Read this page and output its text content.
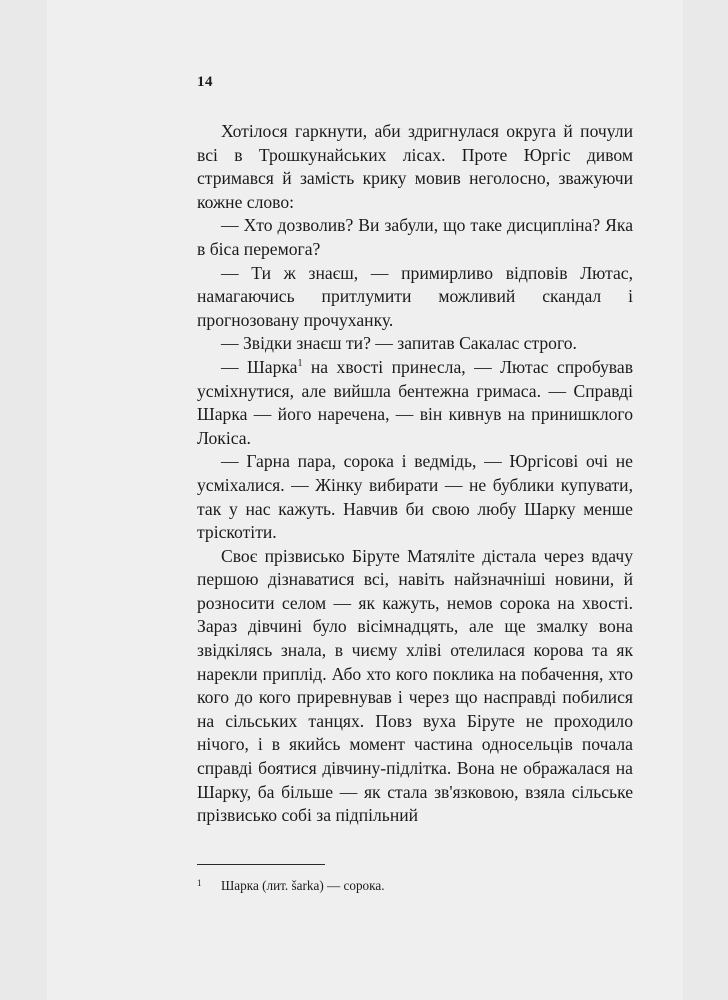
14

Хотілося гаркнути, аби здригнулася округа й почули всі в Трошкунайських лісах. Проте Юргіс дивом стримався й замість крику мовив неголосно, зважуючи кожне слово:

— Хто дозволив? Ви забули, що таке дисципліна? Яка в біса перемога?

— Ти ж знаєш, — примирливо відповів Лютас, намагаючись притлумити можливий скандал і прогнозовану прочуханку.

— Звідки знаєш ти? — запитав Сакалас строго.

— Шарка$^1$ на хвості принесла, — Лютас спробував усміхнутися, але вийшла бентежна гримаса. — Справді Шарка — його наречена, — він кивнув на принишклого Локіса.

— Гарна пара, сорока і ведмідь, — Юргісові очі не усміхалися. — Жінку вибирати — не бублики купувати, так у нас кажуть. Навчив би свою любу Шарку менше тріскотіти.

Своє прізвисько Біруте Матяліте дістала через вдачу першою дізнаватися всі, навіть найзначніші новини, й розносити селом — як кажуть, немов сорока на хвості. Зараз дівчині було вісімнадцять, але ще змалку вона звідкілясь знала, в чиєму хліві отелилася корова та як нарекли приплід. Або хто кого поклика на побачення, хто кого до кого приревнував і через що насправді побилися на сільських танцях. Повз вуха Біруте не проходило нічого, і в якийсь момент частина односельців почала справді боятися дівчину-підлітка. Вона не ображалася на Шарку, ба більше — як стала зв'язковою, взяла сільське прізвисько собі за підпільний

1 Шарка (лит. šarka) — сорока.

────────────────────────────────────────

Gather from the records above every line containing the string "Шарка".

— Шарка$^1$ на хвості принесла, — Лютас спробував усміхнутися, але вийшла бентежна гримаса. — Справді Шарка — його наречена, — він кивнув на принишклого Локіса.
1 Шарка (лит. šarka) — сорока.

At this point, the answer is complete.